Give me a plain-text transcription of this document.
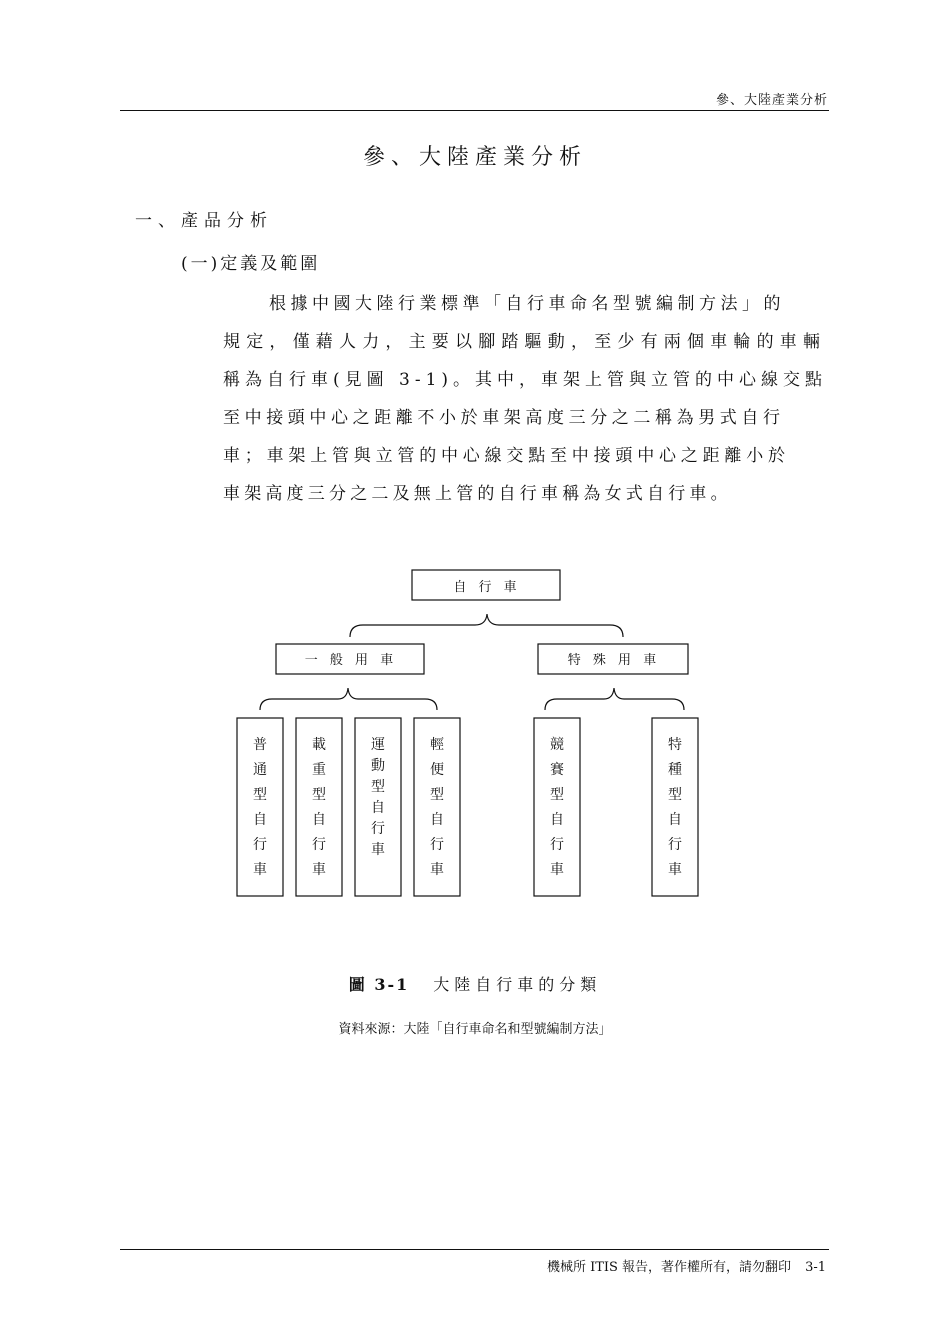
參、大陸產業分析
參、大陸產業分析
一、產品分析
(一)定義及範圍
根據中國大陸行業標準「自行車命名型號編制方法」的
規定，僅藉人力，主要以腳踏驅動，至少有兩個車輪的車輛
稱為自行車(見圖 3-1)。其中，車架上管與立管的中心線交點
至中接頭中心之距離不小於車架高度三分之二稱為男式自行
車；車架上管與立管的中心線交點至中接頭中心之距離小於
車架高度三分之二及無上管的自行車稱為女式自行車。
自 行 車
一 般 用 車	特 殊 用 車
普通型自行車
載重型自行車
運動型自行車
輕便型自行車
競賽型自行車
特種型自行車
圖 3-1 大陸自行車的分類
資料來源：大陸「自行車命名和型號編制方法」
機械所 ITIS 報告，著作權所有，請勿翻印 3-1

(Description of the task): Pictures don't belong in the copy. Transcribe every record exactly as it appears.

(Written solution):
Give me a plain-text transcription of this document.
參、大陸產業分析
參、大陸產業分析
一、產品分析
(一)定義及範圍
根據中國大陸行業標準「自行車命名型號編制方法」的
規定，僅藉人力，主要以腳踏驅動，至少有兩個車輪的車輛
稱為自行車(見圖 3-1)。其中，車架上管與立管的中心線交點
至中接頭中心之距離不小於車架高度三分之二稱為男式自行
車；車架上管與立管的中心線交點至中接頭中心之距離小於
車架高度三分之二及無上管的自行車稱為女式自行車。
自 行 車
一 般 用 車	特 殊 用 車
普通型自行車
載重型自行車
運動型自行車
輕便型自行車
競賽型自行車
特種型自行車
圖 3-1 大陸自行車的分類
資料來源：大陸「自行車命名和型號編制方法」
機械所 ITIS 報告，著作權所有，請勿翻印 3-1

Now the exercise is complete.